* **Passage shown**
What about the reports like would a self-driving car hit the brakes hard when a leaf swirls down? Or with the car failing to notice a white vehicle in the blinding sun?
'Those were certainly real problems until a few years ago. Meanwhile, we are already a step ahead. Cars not only have cameras, but also radar systems and sensors at different frequencies. Progress is being made, but there are indeed thousands of possible conditions and increasing the reliability of the system remains a challenge.'
Will drivers be willing to let go of the wheel?
'If they see the benefits yes, I think. They can save a lot of time and relax or work while driving. And if they can also have autonomous vehicles coming on demand, they won't even need their own car at all. The self-driving car has a future if the technology is on point and affordable.'
What role can Be-Mobile play in that evolution?
'We are mainly looking at the exchange of data between car and infrastructure and between cars themselves, and the additional data we can offer so that the self-driving vehicles can take that into account in their decisions. Also important to us is traffic management, distributing the cars across the network. Now we can try to do that but ultimately it's still the driver who decides whether to follow the route we suggest or not. With a self-driving car, that no longer plays a role. Nor does it matter if it takes a small detour if the passengers can work or relax. In that context, we are the main contractor of Mobilidata, a C-ITS project of the Flemish government. Be-Mobile provides the platform for the exchange of traffic data, and integrates numerous use cases such as the intelligent control of traffic lights, the sending out of all kinds of warnings to car drivers as well as cyclists and pedestrians, and so on. Other players can connect to the platform. The connection to cars is currently done via smartphone, in the future it can connect directly to cars. We can say that within Mobilidata, Be-Mobile is building the digital road infrastructure of the future with the aim of increasing road safety and balancing traffic across the road network.'
Is the self-driving car coming anyway?

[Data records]
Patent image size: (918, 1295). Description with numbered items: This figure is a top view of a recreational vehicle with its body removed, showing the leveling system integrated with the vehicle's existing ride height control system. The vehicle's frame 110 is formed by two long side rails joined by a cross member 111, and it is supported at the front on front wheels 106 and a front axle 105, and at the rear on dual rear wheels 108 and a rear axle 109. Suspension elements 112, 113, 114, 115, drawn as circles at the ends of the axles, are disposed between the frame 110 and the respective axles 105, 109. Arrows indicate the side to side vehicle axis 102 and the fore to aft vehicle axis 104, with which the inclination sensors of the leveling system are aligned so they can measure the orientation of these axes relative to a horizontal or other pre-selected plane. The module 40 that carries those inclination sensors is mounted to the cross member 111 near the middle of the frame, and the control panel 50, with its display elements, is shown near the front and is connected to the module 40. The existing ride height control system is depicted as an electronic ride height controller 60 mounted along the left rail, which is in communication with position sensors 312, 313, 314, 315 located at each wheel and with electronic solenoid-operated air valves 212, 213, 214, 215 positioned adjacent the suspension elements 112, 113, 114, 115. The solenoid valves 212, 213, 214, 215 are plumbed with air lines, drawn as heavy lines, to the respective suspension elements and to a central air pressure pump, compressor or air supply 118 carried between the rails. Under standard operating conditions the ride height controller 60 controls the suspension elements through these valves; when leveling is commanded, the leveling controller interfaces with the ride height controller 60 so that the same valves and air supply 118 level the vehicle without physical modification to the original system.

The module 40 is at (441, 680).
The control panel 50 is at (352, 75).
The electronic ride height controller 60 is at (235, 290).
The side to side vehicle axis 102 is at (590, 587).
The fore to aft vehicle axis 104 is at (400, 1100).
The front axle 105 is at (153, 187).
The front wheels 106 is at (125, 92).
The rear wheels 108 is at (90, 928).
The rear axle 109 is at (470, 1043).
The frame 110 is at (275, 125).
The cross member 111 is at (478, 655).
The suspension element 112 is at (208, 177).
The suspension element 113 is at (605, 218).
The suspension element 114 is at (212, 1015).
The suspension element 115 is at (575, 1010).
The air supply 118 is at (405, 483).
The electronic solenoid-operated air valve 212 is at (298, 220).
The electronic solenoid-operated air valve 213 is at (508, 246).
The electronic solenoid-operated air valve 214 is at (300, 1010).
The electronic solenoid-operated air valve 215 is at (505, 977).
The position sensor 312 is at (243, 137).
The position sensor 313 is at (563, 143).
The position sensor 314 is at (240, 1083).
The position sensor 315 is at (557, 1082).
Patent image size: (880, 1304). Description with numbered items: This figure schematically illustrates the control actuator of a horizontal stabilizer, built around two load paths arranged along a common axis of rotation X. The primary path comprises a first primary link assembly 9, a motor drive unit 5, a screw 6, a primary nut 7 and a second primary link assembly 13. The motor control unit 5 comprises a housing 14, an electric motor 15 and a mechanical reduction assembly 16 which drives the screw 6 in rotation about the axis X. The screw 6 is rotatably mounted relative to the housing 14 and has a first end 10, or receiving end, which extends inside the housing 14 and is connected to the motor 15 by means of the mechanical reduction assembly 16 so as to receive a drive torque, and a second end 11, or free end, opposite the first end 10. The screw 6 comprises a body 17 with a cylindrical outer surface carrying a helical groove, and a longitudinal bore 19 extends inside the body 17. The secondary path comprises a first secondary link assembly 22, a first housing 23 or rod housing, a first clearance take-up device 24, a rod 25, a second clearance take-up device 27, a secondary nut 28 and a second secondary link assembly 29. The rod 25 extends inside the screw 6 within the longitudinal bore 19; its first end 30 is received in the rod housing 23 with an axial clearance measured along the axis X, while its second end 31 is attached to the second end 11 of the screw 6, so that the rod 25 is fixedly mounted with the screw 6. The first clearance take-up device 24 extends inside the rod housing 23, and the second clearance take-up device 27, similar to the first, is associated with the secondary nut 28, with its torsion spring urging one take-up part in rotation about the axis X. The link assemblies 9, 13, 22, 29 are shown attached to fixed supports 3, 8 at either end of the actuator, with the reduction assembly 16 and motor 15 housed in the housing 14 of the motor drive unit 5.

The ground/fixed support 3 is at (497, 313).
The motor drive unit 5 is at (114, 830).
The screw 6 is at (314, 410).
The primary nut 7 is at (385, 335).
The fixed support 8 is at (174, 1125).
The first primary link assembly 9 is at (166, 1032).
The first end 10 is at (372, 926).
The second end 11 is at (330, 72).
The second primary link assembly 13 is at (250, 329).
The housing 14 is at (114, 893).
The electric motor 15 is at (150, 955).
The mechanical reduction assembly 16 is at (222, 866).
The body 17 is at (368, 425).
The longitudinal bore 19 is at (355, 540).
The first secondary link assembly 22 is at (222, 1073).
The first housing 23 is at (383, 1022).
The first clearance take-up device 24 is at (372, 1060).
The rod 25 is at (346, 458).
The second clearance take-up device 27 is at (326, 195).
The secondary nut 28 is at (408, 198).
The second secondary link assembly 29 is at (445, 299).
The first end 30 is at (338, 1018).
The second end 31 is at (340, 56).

* **Short exercise 1**
In the interview on self-driving cars, which project is Be-Mobile the main contractor of?
* **Short exercise 2**
Copy out a part of the interview on self-driving cars word for word, beginning at the words "What about the" and stopping after "the blinding sun?".
Work only from the interview text and ignore the material.

* **Output 1**
Be-Mobile is the main contractor of Mobilidata, a C-ITS project of the Flemish government.

* **Output 2**
What about the reports like would a self-driving car hit the brakes hard when a leaf swirls down? Or with the car failing to notice a white vehicle in the blinding sun?